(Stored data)
----

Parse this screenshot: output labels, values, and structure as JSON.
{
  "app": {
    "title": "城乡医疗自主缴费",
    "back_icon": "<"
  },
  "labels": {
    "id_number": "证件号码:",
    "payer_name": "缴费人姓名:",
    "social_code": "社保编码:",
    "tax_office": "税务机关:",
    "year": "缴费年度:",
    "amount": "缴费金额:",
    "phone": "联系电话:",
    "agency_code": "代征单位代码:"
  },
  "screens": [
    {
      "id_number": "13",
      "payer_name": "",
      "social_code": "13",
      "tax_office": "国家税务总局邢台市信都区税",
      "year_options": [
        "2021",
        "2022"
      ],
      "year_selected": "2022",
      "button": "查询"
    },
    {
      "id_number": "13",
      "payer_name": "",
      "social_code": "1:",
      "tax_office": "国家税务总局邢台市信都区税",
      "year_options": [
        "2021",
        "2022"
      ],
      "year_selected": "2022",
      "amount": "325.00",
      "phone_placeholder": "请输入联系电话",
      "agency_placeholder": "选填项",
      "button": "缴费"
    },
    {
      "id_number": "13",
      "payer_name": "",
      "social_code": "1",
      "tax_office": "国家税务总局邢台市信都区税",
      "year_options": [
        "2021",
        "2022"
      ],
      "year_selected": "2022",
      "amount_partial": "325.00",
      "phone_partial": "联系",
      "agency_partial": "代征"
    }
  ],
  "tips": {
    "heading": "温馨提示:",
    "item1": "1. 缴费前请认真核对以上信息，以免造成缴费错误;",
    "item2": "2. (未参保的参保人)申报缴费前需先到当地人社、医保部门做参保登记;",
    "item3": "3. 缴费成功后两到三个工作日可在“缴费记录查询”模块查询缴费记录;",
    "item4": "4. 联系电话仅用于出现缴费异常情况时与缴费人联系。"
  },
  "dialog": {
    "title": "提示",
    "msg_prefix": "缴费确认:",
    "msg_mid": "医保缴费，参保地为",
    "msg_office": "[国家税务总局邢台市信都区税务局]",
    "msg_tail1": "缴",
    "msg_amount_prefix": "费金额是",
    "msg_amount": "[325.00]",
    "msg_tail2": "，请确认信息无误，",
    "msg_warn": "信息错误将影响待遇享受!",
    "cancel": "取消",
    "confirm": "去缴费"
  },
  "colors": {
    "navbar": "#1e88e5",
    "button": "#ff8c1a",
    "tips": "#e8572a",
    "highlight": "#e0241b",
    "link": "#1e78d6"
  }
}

----

» WHAT IS ASKED
The entries above must be returned exactly.

» RESPONSE TO THE TASK
Parse this screenshot: output labels, values, and structure as JSON.
{
  "app": {
    "title": "城乡医疗自主缴费",
    "back_icon": "<"
  },
  "labels": {
    "id_number": "证件号码:",
    "payer_name": "缴费人姓名:",
    "social_code": "社保编码:",
    "tax_office": "税务机关:",
    "year": "缴费年度:",
    "amount": "缴费金额:",
    "phone": "联系电话:",
    "agency_code": "代征单位代码:"
  },
  "screens": [
    {
      "id_number": "13",
      "payer_name": "",
      "social_code": "13",
      "tax_office": "国家税务总局邢台市信都区税",
      "year_options": [
        "2021",
        "2022"
      ],
      "year_selected": "2022",
      "button": "查询"
    },
    {
      "id_number": "13",
      "payer_name": "",
      "social_code": "1:",
      "tax_office": "国家税务总局邢台市信都区税",
      "year_options": [
        "2021",
        "2022"
      ],
      "year_selected": "2022",
      "amount": "325.00",
      "phone_placeholder": "请输入联系电话",
      "agency_placeholder": "选填项",
      "button": "缴费"
    },
    {
      "id_number": "13",
      "payer_name": "",
      "social_code": "1",
      "tax_office": "国家税务总局邢台市信都区税",
      "year_options": [
        "2021",
        "2022"
      ],
      "year_selected": "2022",
      "amount_partial": "325.00",
      "phone_partial": "联系",
      "agency_partial": "代征"
    }
  ],
  "tips": {
    "heading": "温馨提示:",
    "item1": "1. 缴费前请认真核对以上信息，以免造成缴费错误;",
    "item2": "2. (未参保的参保人)申报缴费前需先到当地人社、医保部门做参保登记;",
    "item3": "3. 缴费成功后两到三个工作日可在“缴费记录查询”模块查询缴费记录;",
    "item4": "4. 联系电话仅用于出现缴费异常情况时与缴费人联系。"
  },
  "dialog": {
    "title": "提示",
    "msg_prefix": "缴费确认:",
    "msg_mid": "医保缴费，参保地为",
    "msg_office": "[国家税务总局邢台市信都区税务局]",
    "msg_tail1": "缴",
    "msg_amount_prefix": "费金额是",
    "msg_amount": "[325.00]",
    "msg_tail2": "，请确认信息无误，",
    "msg_warn": "信息错误将影响待遇享受!",
    "cancel": "取消",
    "confirm": "去缴费"
  },
  "colors": {
    "navbar": "#1e88e5",
    "button": "#ff8c1a",
    "tips": "#e8572a",
    "highlight": "#e0241b",
    "link": "#1e78d6"
  }
}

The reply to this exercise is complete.